EXERCISE OBJECTIVE:
Copy out the entries below in full and exactly.

Start of RECORD SET

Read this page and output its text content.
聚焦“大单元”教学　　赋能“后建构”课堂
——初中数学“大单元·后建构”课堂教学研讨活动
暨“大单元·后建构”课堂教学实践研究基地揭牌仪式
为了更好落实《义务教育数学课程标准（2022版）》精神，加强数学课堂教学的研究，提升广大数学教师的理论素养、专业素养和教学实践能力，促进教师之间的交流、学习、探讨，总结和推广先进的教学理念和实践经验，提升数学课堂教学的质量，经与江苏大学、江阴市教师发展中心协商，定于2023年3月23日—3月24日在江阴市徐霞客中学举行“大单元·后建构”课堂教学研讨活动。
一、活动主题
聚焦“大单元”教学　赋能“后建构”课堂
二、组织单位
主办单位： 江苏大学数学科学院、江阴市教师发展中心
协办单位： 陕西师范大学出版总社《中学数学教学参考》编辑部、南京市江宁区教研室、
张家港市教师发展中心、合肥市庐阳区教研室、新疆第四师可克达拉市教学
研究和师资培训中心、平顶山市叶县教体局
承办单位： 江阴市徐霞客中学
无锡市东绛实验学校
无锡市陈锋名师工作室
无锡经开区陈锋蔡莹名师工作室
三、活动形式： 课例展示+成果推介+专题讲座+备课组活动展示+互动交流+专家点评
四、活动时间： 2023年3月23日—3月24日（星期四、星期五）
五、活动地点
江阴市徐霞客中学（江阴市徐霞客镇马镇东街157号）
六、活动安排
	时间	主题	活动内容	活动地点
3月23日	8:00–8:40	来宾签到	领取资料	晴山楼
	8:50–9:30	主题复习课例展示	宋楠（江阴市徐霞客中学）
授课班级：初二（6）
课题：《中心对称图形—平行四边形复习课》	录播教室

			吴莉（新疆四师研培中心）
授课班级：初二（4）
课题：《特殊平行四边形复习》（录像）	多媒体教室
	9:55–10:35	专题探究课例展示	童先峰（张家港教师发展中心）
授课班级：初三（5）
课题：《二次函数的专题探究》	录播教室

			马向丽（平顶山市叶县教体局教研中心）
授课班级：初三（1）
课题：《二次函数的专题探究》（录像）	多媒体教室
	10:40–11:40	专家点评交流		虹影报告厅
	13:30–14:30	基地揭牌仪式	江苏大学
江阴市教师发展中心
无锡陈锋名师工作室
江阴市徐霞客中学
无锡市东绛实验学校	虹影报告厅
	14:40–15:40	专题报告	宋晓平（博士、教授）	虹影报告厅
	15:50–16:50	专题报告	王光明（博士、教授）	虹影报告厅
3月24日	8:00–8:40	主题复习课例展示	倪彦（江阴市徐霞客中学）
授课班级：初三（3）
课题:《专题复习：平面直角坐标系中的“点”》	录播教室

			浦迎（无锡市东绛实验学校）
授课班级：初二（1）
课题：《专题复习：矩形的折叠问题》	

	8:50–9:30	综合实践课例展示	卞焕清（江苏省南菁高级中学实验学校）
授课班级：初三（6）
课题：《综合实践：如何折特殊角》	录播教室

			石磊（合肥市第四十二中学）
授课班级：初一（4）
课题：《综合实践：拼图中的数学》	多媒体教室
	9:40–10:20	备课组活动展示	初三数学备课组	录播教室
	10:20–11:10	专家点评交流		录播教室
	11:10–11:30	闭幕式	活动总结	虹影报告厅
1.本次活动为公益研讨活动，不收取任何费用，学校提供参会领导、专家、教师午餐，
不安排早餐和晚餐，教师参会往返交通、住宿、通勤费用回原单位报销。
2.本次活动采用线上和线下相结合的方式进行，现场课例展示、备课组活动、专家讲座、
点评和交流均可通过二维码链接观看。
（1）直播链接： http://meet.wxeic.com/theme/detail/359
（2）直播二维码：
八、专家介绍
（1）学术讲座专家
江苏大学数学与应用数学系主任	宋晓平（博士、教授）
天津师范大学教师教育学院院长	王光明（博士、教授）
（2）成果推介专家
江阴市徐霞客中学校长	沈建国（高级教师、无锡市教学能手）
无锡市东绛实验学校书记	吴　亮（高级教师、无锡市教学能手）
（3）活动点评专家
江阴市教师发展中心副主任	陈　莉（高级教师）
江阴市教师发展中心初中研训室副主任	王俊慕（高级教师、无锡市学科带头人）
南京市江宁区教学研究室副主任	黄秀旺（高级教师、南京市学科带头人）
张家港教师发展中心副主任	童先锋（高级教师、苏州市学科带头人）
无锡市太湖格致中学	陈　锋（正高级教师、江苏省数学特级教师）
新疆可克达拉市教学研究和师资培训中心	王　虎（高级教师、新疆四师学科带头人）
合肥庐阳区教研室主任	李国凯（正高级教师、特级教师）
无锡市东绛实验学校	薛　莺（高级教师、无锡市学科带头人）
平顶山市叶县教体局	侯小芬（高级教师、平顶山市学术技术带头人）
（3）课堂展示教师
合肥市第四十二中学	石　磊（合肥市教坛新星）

End of RECORD SET

OUTPUT OF THE TASK:
Read this page and output its text content.
聚焦“大单元”教学　　赋能“后建构”课堂
——初中数学“大单元·后建构”课堂教学研讨活动
暨“大单元·后建构”课堂教学实践研究基地揭牌仪式
为了更好落实《义务教育数学课程标准（2022版）》精神，加强数学课堂教学的研究，提升广大数学教师的理论素养、专业素养和教学实践能力，促进教师之间的交流、学习、探讨，总结和推广先进的教学理念和实践经验，提升数学课堂教学的质量，经与江苏大学、江阴市教师发展中心协商，定于2023年3月23日—3月24日在江阴市徐霞客中学举行“大单元·后建构”课堂教学研讨活动。
一、活动主题
聚焦“大单元”教学　赋能“后建构”课堂
二、组织单位
主办单位： 江苏大学数学科学院、江阴市教师发展中心
协办单位： 陕西师范大学出版总社《中学数学教学参考》编辑部、南京市江宁区教研室、
张家港市教师发展中心、合肥市庐阳区教研室、新疆第四师可克达拉市教学
研究和师资培训中心、平顶山市叶县教体局
承办单位： 江阴市徐霞客中学
无锡市东绛实验学校
无锡市陈锋名师工作室
无锡经开区陈锋蔡莹名师工作室
三、活动形式： 课例展示+成果推介+专题讲座+备课组活动展示+互动交流+专家点评
四、活动时间： 2023年3月23日—3月24日（星期四、星期五）
五、活动地点
江阴市徐霞客中学（江阴市徐霞客镇马镇东街157号）
六、活动安排
	时间	主题	活动内容	活动地点
3月23日	8:00–8:40	来宾签到	领取资料	晴山楼
	8:50–9:30	主题复习课例展示	宋楠（江阴市徐霞客中学）
授课班级：初二（6）
课题：《中心对称图形—平行四边形复习课》	录播教室

			吴莉（新疆四师研培中心）
授课班级：初二（4）
课题：《特殊平行四边形复习》（录像）	多媒体教室
	9:55–10:35	专题探究课例展示	童先峰（张家港教师发展中心）
授课班级：初三（5）
课题：《二次函数的专题探究》	录播教室

			马向丽（平顶山市叶县教体局教研中心）
授课班级：初三（1）
课题：《二次函数的专题探究》（录像）	多媒体教室
	10:40–11:40	专家点评交流		虹影报告厅
	13:30–14:30	基地揭牌仪式	江苏大学
江阴市教师发展中心
无锡陈锋名师工作室
江阴市徐霞客中学
无锡市东绛实验学校	虹影报告厅
	14:40–15:40	专题报告	宋晓平（博士、教授）	虹影报告厅
	15:50–16:50	专题报告	王光明（博士、教授）	虹影报告厅
3月24日	8:00–8:40	主题复习课例展示	倪彦（江阴市徐霞客中学）
授课班级：初三（3）
课题:《专题复习：平面直角坐标系中的“点”》	录播教室

			浦迎（无锡市东绛实验学校）
授课班级：初二（1）
课题：《专题复习：矩形的折叠问题》	

	8:50–9:30	综合实践课例展示	卞焕清（江苏省南菁高级中学实验学校）
授课班级：初三（6）
课题：《综合实践：如何折特殊角》	录播教室

			石磊（合肥市第四十二中学）
授课班级：初一（4）
课题：《综合实践：拼图中的数学》	多媒体教室
	9:40–10:20	备课组活动展示	初三数学备课组	录播教室
	10:20–11:10	专家点评交流		录播教室
	11:10–11:30	闭幕式	活动总结	虹影报告厅
1.本次活动为公益研讨活动，不收取任何费用，学校提供参会领导、专家、教师午餐，
不安排早餐和晚餐，教师参会往返交通、住宿、通勤费用回原单位报销。
2.本次活动采用线上和线下相结合的方式进行，现场课例展示、备课组活动、专家讲座、
点评和交流均可通过二维码链接观看。
（1）直播链接： http://meet.wxeic.com/theme/detail/359
（2）直播二维码：
八、专家介绍
（1）学术讲座专家
江苏大学数学与应用数学系主任	宋晓平（博士、教授）
天津师范大学教师教育学院院长	王光明（博士、教授）
（2）成果推介专家
江阴市徐霞客中学校长	沈建国（高级教师、无锡市教学能手）
无锡市东绛实验学校书记	吴　亮（高级教师、无锡市教学能手）
（3）活动点评专家
江阴市教师发展中心副主任	陈　莉（高级教师）
江阴市教师发展中心初中研训室副主任	王俊慕（高级教师、无锡市学科带头人）
南京市江宁区教学研究室副主任	黄秀旺（高级教师、南京市学科带头人）
张家港教师发展中心副主任	童先锋（高级教师、苏州市学科带头人）
无锡市太湖格致中学	陈　锋（正高级教师、江苏省数学特级教师）
新疆可克达拉市教学研究和师资培训中心	王　虎（高级教师、新疆四师学科带头人）
合肥庐阳区教研室主任	李国凯（正高级教师、特级教师）
无锡市东绛实验学校	薛　莺（高级教师、无锡市学科带头人）
平顶山市叶县教体局	侯小芬（高级教师、平顶山市学术技术带头人）
（3）课堂展示教师
合肥市第四十二中学	石　磊（合肥市教坛新星）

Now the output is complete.